(Stored data entries)

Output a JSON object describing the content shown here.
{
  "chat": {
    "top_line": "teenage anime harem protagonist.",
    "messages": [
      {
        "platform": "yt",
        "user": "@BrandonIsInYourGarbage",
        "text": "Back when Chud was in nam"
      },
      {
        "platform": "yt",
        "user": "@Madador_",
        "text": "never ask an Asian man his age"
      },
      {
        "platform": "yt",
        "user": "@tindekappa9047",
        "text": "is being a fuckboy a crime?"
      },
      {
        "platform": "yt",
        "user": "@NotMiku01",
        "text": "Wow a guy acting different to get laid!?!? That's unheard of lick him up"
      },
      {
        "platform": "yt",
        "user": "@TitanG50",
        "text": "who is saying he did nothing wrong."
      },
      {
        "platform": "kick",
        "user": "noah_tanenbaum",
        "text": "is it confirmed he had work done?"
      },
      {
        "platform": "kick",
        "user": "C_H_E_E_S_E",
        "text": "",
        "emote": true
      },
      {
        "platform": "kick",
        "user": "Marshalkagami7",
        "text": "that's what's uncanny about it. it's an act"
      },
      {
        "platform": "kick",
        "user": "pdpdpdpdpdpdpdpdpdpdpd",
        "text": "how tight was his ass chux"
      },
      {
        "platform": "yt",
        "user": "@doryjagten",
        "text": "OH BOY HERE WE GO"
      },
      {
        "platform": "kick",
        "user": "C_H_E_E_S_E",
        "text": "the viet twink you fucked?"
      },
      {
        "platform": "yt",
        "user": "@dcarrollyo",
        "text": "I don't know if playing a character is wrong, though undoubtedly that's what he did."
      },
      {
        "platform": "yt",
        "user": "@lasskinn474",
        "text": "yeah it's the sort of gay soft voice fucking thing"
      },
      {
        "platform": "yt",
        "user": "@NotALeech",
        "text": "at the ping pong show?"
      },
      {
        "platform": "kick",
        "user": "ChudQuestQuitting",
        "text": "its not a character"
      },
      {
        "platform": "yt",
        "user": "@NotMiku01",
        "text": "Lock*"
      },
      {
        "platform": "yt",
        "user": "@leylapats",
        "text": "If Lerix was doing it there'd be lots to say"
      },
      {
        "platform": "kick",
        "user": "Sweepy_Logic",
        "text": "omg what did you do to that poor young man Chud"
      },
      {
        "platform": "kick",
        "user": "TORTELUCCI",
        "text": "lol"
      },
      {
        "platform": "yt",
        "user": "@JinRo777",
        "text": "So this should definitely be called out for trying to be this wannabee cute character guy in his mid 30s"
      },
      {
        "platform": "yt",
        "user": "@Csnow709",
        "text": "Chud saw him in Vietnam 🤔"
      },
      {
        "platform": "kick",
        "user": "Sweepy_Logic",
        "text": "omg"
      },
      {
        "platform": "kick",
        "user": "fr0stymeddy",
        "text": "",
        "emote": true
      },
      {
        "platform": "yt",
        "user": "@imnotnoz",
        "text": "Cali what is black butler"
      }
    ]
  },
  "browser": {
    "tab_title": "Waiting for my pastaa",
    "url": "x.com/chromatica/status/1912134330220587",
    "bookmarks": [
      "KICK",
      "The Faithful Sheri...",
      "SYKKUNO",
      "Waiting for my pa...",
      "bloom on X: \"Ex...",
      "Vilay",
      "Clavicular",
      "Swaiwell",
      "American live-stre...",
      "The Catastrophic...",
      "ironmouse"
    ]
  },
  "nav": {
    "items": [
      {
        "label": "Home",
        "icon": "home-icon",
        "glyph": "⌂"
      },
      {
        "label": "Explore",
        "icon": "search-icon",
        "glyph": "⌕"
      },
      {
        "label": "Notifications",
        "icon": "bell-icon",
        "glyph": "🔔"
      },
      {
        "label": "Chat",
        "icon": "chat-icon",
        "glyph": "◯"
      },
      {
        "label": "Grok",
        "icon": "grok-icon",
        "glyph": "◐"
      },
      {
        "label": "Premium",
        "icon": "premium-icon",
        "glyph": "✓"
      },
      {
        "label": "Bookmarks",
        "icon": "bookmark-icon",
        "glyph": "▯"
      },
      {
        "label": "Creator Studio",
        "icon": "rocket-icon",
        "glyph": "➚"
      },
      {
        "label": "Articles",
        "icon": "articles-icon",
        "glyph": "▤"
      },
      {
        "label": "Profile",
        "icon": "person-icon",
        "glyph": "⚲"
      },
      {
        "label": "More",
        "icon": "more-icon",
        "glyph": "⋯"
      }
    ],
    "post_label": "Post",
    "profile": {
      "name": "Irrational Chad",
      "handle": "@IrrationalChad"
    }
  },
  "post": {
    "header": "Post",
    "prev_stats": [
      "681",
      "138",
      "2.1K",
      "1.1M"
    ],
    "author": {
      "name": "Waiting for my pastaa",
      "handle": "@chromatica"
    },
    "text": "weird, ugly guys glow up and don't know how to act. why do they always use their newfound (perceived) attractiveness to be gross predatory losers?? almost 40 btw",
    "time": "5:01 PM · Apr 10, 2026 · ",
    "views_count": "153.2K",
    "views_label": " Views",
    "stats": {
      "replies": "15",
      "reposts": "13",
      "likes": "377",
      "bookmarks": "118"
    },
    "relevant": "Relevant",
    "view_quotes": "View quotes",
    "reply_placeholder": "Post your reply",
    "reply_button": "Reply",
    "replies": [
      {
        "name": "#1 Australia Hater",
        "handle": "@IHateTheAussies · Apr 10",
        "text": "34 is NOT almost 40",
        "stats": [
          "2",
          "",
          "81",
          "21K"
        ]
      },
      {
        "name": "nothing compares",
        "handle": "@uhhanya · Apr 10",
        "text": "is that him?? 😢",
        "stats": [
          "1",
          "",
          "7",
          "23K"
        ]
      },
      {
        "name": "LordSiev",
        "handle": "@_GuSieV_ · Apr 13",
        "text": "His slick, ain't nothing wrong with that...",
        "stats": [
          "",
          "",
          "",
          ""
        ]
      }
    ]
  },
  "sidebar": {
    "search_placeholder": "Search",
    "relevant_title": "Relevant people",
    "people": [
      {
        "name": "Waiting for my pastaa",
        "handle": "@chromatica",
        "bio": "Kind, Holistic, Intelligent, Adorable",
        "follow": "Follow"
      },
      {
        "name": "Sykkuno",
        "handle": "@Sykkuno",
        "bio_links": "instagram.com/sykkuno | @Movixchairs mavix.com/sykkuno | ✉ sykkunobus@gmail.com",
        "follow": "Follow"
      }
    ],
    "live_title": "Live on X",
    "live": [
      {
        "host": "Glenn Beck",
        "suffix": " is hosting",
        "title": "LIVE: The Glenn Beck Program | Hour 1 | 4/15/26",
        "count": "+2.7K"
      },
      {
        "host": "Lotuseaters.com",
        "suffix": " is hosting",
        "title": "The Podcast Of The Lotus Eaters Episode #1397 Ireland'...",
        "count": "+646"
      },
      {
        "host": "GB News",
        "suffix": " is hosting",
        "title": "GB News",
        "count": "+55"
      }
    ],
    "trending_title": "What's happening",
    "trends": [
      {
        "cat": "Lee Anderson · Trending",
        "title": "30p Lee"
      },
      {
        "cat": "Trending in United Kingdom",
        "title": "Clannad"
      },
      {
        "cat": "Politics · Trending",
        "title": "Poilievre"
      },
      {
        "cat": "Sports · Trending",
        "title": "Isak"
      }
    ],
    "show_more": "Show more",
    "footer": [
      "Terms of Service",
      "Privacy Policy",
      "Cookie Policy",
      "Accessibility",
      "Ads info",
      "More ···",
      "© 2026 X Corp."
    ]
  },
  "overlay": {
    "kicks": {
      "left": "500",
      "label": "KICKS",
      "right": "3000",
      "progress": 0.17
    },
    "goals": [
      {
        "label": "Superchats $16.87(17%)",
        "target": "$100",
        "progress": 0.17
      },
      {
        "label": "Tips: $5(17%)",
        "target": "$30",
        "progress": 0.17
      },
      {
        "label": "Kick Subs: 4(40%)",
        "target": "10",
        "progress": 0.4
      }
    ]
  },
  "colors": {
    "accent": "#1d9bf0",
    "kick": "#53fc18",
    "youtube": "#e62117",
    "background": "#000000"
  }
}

◆ **Written instruction**
Which lines hold the word "handle"? Copy each of them from the records.

◆ **Task result**
      "handle": "@IrrationalChad"
      "handle": "@chromatica"
        "handle": "@IHateTheAussies · Apr 10",
        "handle": "@uhhanya · Apr 10",
        "handle": "@_GuSieV_ · Apr 13",
        "handle": "@chromatica",
        "handle": "@Sykkuno",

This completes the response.